THE EXERCISE: Go over the listing below line by line and tally those containing "Finnish". Give only the tally.

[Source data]

________

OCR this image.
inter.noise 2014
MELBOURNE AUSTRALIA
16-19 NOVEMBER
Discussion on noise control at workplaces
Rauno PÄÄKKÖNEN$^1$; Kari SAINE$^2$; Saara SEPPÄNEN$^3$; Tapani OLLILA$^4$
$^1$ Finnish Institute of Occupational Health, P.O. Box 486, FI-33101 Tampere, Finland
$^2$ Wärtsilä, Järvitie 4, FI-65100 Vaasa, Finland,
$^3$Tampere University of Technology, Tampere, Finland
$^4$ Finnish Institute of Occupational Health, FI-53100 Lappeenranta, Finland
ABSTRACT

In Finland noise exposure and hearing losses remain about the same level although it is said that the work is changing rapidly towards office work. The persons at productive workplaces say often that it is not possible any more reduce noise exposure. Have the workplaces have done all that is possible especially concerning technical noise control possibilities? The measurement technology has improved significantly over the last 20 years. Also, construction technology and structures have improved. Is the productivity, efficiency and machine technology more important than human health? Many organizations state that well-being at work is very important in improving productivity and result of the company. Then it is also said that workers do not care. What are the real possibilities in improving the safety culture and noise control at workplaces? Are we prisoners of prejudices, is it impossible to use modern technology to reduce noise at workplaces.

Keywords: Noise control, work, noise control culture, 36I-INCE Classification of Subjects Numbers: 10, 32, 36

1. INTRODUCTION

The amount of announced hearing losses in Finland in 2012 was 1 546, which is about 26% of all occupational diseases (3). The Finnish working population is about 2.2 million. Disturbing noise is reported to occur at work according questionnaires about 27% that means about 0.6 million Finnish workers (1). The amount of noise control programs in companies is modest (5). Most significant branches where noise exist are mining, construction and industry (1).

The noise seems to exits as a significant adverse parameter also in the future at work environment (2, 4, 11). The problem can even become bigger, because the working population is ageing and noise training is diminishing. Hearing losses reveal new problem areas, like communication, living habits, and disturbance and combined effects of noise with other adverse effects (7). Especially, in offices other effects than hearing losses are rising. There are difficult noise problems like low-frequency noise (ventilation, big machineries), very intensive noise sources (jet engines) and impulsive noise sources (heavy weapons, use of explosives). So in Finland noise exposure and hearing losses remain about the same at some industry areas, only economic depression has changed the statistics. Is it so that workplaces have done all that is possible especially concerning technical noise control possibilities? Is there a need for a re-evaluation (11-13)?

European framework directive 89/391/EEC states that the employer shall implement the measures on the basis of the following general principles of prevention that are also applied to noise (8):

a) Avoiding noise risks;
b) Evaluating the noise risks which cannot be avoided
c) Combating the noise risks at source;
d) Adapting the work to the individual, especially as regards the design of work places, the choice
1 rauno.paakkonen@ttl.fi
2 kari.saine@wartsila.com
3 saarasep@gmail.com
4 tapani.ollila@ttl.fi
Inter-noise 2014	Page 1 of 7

________

SOLUTION TO THIS TASK: 3